_Brief_:
Retype every entry word for word.

_Input data_:
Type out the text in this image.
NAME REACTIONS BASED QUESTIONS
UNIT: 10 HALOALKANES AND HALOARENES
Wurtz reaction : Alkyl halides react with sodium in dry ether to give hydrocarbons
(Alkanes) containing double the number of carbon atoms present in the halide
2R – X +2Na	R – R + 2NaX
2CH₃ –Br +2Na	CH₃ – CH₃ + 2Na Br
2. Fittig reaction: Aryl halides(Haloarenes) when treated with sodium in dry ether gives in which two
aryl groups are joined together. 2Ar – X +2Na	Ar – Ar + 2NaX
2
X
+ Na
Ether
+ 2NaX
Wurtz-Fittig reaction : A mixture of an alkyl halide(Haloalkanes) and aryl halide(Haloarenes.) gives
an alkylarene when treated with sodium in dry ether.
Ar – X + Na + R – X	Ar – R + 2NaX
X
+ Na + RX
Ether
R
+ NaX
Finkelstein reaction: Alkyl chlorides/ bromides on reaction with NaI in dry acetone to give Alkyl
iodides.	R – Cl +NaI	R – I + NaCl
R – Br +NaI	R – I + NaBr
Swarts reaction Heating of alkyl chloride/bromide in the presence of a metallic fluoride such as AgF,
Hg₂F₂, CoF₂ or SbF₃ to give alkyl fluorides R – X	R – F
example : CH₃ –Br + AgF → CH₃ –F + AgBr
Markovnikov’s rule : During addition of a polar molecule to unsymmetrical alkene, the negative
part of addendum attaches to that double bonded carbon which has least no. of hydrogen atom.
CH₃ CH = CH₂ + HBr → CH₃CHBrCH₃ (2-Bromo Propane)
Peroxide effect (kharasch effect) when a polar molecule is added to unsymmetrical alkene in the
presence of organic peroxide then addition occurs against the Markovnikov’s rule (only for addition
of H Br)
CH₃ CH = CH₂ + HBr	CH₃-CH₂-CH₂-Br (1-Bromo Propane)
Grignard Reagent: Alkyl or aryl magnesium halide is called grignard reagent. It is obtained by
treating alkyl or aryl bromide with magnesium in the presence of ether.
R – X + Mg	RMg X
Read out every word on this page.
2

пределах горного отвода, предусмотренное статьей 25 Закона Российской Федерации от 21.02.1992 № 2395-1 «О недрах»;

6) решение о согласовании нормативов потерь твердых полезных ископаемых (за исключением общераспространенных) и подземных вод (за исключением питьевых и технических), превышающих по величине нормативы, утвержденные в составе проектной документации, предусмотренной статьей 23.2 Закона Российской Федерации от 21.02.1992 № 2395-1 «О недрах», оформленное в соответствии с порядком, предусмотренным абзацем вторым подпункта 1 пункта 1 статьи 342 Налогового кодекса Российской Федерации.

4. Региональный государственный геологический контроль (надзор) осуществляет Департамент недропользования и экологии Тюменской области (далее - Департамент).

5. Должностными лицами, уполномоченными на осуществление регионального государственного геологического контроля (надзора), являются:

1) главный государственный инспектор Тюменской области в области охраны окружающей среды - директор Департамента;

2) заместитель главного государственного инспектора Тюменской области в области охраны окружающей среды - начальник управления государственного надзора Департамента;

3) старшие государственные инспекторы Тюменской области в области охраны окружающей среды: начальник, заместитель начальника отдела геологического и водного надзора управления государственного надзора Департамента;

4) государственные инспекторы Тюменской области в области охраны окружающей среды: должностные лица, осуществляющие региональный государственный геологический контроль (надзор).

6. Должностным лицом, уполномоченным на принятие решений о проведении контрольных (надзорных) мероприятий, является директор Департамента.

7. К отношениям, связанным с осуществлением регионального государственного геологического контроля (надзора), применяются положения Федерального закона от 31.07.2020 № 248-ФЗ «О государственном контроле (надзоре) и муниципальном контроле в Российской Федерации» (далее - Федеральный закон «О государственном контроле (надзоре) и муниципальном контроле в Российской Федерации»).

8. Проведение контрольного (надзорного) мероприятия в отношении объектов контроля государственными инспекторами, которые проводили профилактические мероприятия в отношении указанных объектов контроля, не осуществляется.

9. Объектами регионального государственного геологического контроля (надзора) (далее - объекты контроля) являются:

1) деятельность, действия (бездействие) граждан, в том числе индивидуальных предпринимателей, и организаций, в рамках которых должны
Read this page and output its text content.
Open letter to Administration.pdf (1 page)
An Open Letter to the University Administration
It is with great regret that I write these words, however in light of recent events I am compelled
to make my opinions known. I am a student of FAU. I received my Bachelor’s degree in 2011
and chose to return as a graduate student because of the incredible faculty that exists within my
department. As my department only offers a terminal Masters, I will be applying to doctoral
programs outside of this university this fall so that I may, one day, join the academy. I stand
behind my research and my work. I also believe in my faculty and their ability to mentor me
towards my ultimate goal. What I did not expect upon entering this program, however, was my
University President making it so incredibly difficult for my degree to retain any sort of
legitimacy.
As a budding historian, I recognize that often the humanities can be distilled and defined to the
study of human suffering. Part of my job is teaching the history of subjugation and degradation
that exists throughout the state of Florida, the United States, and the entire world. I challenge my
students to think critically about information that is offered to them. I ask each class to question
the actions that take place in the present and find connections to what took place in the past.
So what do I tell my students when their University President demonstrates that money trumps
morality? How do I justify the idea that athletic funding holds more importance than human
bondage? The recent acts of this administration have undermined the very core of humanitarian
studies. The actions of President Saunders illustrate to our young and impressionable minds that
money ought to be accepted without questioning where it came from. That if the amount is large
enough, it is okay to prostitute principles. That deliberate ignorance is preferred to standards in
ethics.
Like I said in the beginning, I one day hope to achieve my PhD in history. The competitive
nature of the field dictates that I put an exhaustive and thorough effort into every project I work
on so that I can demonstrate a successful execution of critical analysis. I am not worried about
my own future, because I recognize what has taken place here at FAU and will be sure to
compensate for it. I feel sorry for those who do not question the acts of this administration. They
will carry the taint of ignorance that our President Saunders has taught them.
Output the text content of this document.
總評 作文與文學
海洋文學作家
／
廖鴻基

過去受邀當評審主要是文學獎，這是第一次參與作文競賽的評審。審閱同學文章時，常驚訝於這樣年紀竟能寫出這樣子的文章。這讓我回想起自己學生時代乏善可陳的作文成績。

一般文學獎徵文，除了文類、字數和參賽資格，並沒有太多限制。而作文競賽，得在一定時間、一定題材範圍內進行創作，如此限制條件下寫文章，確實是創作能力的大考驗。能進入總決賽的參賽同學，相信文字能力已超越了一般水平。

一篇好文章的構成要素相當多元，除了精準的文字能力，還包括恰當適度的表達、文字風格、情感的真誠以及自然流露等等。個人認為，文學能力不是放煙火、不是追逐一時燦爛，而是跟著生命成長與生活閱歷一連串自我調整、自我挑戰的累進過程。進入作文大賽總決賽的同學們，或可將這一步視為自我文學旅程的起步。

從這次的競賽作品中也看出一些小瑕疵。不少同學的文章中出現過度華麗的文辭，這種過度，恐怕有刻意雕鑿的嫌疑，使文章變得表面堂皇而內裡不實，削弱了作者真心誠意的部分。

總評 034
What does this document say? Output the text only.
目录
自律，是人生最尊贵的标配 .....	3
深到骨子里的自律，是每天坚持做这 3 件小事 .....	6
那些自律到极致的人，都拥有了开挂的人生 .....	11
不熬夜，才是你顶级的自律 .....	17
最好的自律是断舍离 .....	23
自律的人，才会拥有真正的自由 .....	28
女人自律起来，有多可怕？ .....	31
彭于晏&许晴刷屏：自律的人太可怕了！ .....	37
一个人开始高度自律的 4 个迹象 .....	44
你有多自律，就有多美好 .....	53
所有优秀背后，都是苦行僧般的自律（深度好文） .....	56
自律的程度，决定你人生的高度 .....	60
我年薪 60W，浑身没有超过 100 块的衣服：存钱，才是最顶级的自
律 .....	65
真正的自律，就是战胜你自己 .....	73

_Task output_:
Type out the text in this image.
NAME REACTIONS BASED QUESTIONS
UNIT: 10 HALOALKANES AND HALOARENES
Wurtz reaction : Alkyl halides react with sodium in dry ether to give hydrocarbons
(Alkanes) containing double the number of carbon atoms present in the halide
2R – X +2Na	R – R + 2NaX
2CH₃ –Br +2Na	CH₃ – CH₃ + 2Na Br
2. Fittig reaction: Aryl halides(Haloarenes) when treated with sodium in dry ether gives in which two
aryl groups are joined together. 2Ar – X +2Na	Ar – Ar + 2NaX
2
X
+ Na
Ether
+ 2NaX
Wurtz-Fittig reaction : A mixture of an alkyl halide(Haloalkanes) and aryl halide(Haloarenes.) gives
an alkylarene when treated with sodium in dry ether.
Ar – X + Na + R – X	Ar – R + 2NaX
X
+ Na + RX
Ether
R
+ NaX
Finkelstein reaction: Alkyl chlorides/ bromides on reaction with NaI in dry acetone to give Alkyl
iodides.	R – Cl +NaI	R – I + NaCl
R – Br +NaI	R – I + NaBr
Swarts reaction Heating of alkyl chloride/bromide in the presence of a metallic fluoride such as AgF,
Hg₂F₂, CoF₂ or SbF₃ to give alkyl fluorides R – X	R – F
example : CH₃ –Br + AgF → CH₃ –F + AgBr
Markovnikov’s rule : During addition of a polar molecule to unsymmetrical alkene, the negative
part of addendum attaches to that double bonded carbon which has least no. of hydrogen atom.
CH₃ CH = CH₂ + HBr → CH₃CHBrCH₃ (2-Bromo Propane)
Peroxide effect (kharasch effect) when a polar molecule is added to unsymmetrical alkene in the
presence of organic peroxide then addition occurs against the Markovnikov’s rule (only for addition
of H Br)
CH₃ CH = CH₂ + HBr	CH₃-CH₂-CH₂-Br (1-Bromo Propane)
Grignard Reagent: Alkyl or aryl magnesium halide is called grignard reagent. It is obtained by
treating alkyl or aryl bromide with magnesium in the presence of ether.
R – X + Mg	RMg X
Read out every word on this page.
2

пределах горного отвода, предусмотренное статьей 25 Закона Российской Федерации от 21.02.1992 № 2395-1 «О недрах»;

6) решение о согласовании нормативов потерь твердых полезных ископаемых (за исключением общераспространенных) и подземных вод (за исключением питьевых и технических), превышающих по величине нормативы, утвержденные в составе проектной документации, предусмотренной статьей 23.2 Закона Российской Федерации от 21.02.1992 № 2395-1 «О недрах», оформленное в соответствии с порядком, предусмотренным абзацем вторым подпункта 1 пункта 1 статьи 342 Налогового кодекса Российской Федерации.

4. Региональный государственный геологический контроль (надзор) осуществляет Департамент недропользования и экологии Тюменской области (далее - Департамент).

5. Должностными лицами, уполномоченными на осуществление регионального государственного геологического контроля (надзора), являются:

1) главный государственный инспектор Тюменской области в области охраны окружающей среды - директор Департамента;

2) заместитель главного государственного инспектора Тюменской области в области охраны окружающей среды - начальник управления государственного надзора Департамента;

3) старшие государственные инспекторы Тюменской области в области охраны окружающей среды: начальник, заместитель начальника отдела геологического и водного надзора управления государственного надзора Департамента;

4) государственные инспекторы Тюменской области в области охраны окружающей среды: должностные лица, осуществляющие региональный государственный геологический контроль (надзор).

6. Должностным лицом, уполномоченным на принятие решений о проведении контрольных (надзорных) мероприятий, является директор Департамента.

7. К отношениям, связанным с осуществлением регионального государственного геологического контроля (надзора), применяются положения Федерального закона от 31.07.2020 № 248-ФЗ «О государственном контроле (надзоре) и муниципальном контроле в Российской Федерации» (далее - Федеральный закон «О государственном контроле (надзоре) и муниципальном контроле в Российской Федерации»).

8. Проведение контрольного (надзорного) мероприятия в отношении объектов контроля государственными инспекторами, которые проводили профилактические мероприятия в отношении указанных объектов контроля, не осуществляется.

9. Объектами регионального государственного геологического контроля (надзора) (далее - объекты контроля) являются:

1) деятельность, действия (бездействие) граждан, в том числе индивидуальных предпринимателей, и организаций, в рамках которых должны
Read this page and output its text content.
Open letter to Administration.pdf (1 page)
An Open Letter to the University Administration
It is with great regret that I write these words, however in light of recent events I am compelled
to make my opinions known. I am a student of FAU. I received my Bachelor’s degree in 2011
and chose to return as a graduate student because of the incredible faculty that exists within my
department. As my department only offers a terminal Masters, I will be applying to doctoral
programs outside of this university this fall so that I may, one day, join the academy. I stand
behind my research and my work. I also believe in my faculty and their ability to mentor me
towards my ultimate goal. What I did not expect upon entering this program, however, was my
University President making it so incredibly difficult for my degree to retain any sort of
legitimacy.
As a budding historian, I recognize that often the humanities can be distilled and defined to the
study of human suffering. Part of my job is teaching the history of subjugation and degradation
that exists throughout the state of Florida, the United States, and the entire world. I challenge my
students to think critically about information that is offered to them. I ask each class to question
the actions that take place in the present and find connections to what took place in the past.
So what do I tell my students when their University President demonstrates that money trumps
morality? How do I justify the idea that athletic funding holds more importance than human
bondage? The recent acts of this administration have undermined the very core of humanitarian
studies. The actions of President Saunders illustrate to our young and impressionable minds that
money ought to be accepted without questioning where it came from. That if the amount is large
enough, it is okay to prostitute principles. That deliberate ignorance is preferred to standards in
ethics.
Like I said in the beginning, I one day hope to achieve my PhD in history. The competitive
nature of the field dictates that I put an exhaustive and thorough effort into every project I work
on so that I can demonstrate a successful execution of critical analysis. I am not worried about
my own future, because I recognize what has taken place here at FAU and will be sure to
compensate for it. I feel sorry for those who do not question the acts of this administration. They
will carry the taint of ignorance that our President Saunders has taught them.
Output the text content of this document.
總評 作文與文學
海洋文學作家
／
廖鴻基

過去受邀當評審主要是文學獎，這是第一次參與作文競賽的評審。審閱同學文章時，常驚訝於這樣年紀竟能寫出這樣子的文章。這讓我回想起自己學生時代乏善可陳的作文成績。

一般文學獎徵文，除了文類、字數和參賽資格，並沒有太多限制。而作文競賽，得在一定時間、一定題材範圍內進行創作，如此限制條件下寫文章，確實是創作能力的大考驗。能進入總決賽的參賽同學，相信文字能力已超越了一般水平。

一篇好文章的構成要素相當多元，除了精準的文字能力，還包括恰當適度的表達、文字風格、情感的真誠以及自然流露等等。個人認為，文學能力不是放煙火、不是追逐一時燦爛，而是跟著生命成長與生活閱歷一連串自我調整、自我挑戰的累進過程。進入作文大賽總決賽的同學們，或可將這一步視為自我文學旅程的起步。

從這次的競賽作品中也看出一些小瑕疵。不少同學的文章中出現過度華麗的文辭，這種過度，恐怕有刻意雕鑿的嫌疑，使文章變得表面堂皇而內裡不實，削弱了作者真心誠意的部分。

總評 034
What does this document say? Output the text only.
目录
自律，是人生最尊贵的标配 .....	3
深到骨子里的自律，是每天坚持做这 3 件小事 .....	6
那些自律到极致的人，都拥有了开挂的人生 .....	11
不熬夜，才是你顶级的自律 .....	17
最好的自律是断舍离 .....	23
自律的人，才会拥有真正的自由 .....	28
女人自律起来，有多可怕？ .....	31
彭于晏&许晴刷屏：自律的人太可怕了！ .....	37
一个人开始高度自律的 4 个迹象 .....	44
你有多自律，就有多美好 .....	53
所有优秀背后，都是苦行僧般的自律（深度好文） .....	56
自律的程度，决定你人生的高度 .....	60
我年薪 60W，浑身没有超过 100 块的衣服：存钱，才是最顶级的自
律 .....	65
真正的自律，就是战胜你自己 .....	73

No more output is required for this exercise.